What is expected: Return each line containing "Нолинского".

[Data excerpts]
* * * * *
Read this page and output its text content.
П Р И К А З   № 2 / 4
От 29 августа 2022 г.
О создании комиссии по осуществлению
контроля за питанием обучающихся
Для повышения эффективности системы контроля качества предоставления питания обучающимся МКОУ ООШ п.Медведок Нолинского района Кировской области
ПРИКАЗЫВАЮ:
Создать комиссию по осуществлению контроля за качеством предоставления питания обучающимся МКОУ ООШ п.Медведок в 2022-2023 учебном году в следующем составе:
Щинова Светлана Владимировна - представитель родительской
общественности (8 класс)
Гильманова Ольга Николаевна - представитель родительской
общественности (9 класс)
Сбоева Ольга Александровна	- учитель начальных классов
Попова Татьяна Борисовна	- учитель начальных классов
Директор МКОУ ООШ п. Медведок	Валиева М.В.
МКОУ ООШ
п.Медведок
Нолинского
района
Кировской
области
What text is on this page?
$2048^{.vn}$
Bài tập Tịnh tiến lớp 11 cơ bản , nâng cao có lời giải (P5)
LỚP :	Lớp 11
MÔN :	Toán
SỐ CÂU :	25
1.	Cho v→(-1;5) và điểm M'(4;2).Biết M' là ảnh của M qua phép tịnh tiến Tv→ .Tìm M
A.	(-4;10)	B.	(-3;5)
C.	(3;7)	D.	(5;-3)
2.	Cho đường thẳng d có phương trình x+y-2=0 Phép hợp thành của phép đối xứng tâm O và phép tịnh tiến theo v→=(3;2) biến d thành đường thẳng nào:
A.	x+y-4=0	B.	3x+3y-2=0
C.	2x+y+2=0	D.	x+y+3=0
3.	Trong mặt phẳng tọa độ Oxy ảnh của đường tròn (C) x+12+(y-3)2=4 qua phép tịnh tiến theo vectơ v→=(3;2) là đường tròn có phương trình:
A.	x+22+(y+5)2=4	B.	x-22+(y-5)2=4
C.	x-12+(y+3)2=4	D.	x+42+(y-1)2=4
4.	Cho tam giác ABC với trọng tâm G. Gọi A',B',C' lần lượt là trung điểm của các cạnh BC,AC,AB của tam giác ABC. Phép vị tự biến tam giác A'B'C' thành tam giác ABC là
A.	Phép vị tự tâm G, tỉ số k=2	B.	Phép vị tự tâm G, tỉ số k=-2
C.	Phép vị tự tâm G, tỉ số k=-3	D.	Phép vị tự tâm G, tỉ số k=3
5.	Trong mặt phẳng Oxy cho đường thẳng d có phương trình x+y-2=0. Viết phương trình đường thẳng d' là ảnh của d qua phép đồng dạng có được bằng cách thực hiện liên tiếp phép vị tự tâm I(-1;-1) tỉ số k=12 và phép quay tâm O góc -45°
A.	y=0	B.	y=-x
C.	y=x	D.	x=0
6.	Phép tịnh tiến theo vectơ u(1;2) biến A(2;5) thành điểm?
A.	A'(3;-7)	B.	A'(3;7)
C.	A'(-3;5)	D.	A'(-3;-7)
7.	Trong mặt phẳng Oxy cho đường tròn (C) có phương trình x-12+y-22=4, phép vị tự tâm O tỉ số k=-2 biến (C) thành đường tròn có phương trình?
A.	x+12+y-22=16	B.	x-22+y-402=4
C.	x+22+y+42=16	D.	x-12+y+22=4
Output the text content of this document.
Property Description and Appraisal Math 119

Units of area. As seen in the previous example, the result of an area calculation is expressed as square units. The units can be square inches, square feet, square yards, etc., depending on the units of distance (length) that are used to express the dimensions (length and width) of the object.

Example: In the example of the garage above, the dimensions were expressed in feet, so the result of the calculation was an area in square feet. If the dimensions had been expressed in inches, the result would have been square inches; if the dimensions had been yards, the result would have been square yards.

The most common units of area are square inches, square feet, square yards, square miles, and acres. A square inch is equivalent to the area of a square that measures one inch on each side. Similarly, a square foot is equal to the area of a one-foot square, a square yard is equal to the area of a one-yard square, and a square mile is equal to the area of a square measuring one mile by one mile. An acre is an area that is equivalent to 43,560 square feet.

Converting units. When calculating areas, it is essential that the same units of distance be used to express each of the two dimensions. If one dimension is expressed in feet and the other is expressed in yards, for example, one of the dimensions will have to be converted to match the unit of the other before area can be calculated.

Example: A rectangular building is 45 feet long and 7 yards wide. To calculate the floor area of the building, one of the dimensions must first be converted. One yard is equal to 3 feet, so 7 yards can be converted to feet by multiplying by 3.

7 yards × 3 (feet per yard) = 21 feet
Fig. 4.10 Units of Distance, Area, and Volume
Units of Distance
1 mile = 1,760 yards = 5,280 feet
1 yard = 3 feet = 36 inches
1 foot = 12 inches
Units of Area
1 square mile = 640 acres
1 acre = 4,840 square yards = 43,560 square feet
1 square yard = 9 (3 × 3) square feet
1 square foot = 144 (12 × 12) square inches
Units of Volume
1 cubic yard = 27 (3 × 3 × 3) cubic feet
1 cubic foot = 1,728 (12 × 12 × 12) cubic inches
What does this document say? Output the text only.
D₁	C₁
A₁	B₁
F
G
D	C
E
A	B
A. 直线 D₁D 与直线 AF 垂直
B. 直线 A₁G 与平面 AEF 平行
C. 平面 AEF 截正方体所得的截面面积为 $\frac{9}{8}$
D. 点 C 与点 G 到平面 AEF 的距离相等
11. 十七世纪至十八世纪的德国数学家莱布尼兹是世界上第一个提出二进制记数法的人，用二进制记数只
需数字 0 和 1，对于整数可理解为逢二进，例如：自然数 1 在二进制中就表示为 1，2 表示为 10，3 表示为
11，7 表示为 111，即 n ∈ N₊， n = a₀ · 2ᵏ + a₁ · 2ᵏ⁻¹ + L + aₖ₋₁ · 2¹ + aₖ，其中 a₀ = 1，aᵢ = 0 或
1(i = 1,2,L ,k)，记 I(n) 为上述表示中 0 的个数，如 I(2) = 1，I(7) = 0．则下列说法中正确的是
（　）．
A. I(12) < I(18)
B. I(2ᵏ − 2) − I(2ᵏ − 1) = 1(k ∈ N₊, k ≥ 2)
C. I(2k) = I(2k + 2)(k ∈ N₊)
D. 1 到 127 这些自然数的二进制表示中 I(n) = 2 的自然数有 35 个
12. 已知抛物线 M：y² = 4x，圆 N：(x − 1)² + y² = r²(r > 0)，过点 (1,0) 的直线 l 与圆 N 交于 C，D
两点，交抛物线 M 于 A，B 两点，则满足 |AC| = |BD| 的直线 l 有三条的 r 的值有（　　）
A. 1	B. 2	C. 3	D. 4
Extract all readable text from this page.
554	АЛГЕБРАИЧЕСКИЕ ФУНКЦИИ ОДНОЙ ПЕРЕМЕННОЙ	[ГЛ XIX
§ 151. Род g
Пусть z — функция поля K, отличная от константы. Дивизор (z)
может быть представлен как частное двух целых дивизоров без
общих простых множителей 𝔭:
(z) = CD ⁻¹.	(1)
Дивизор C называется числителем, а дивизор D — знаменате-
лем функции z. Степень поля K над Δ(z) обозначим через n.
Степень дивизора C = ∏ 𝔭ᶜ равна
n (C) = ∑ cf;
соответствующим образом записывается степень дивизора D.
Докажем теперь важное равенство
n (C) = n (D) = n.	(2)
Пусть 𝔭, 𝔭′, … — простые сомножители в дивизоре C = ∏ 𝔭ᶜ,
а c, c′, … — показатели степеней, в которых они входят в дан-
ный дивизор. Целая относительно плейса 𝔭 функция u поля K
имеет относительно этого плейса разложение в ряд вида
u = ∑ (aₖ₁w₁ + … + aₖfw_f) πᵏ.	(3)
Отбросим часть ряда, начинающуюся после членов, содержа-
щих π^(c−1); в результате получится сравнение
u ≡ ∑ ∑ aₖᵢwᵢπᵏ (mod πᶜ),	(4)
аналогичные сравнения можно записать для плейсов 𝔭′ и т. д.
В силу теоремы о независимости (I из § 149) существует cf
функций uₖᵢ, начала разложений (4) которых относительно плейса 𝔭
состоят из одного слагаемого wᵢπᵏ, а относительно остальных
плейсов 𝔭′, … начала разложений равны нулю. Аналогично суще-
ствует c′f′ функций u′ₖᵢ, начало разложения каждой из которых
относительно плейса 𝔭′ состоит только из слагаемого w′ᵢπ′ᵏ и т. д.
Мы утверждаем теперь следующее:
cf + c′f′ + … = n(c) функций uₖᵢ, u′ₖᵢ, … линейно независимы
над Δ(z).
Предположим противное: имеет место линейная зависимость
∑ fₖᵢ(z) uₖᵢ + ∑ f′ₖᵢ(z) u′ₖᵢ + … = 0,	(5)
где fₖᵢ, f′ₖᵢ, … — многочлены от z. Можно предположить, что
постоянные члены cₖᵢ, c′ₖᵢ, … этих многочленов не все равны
* * * * *
Task response:
Для повышения эффективности системы контроля качества предоставления питания обучающимся МКОУ ООШ п.Медведок Нолинского района Кировской области
Нолинского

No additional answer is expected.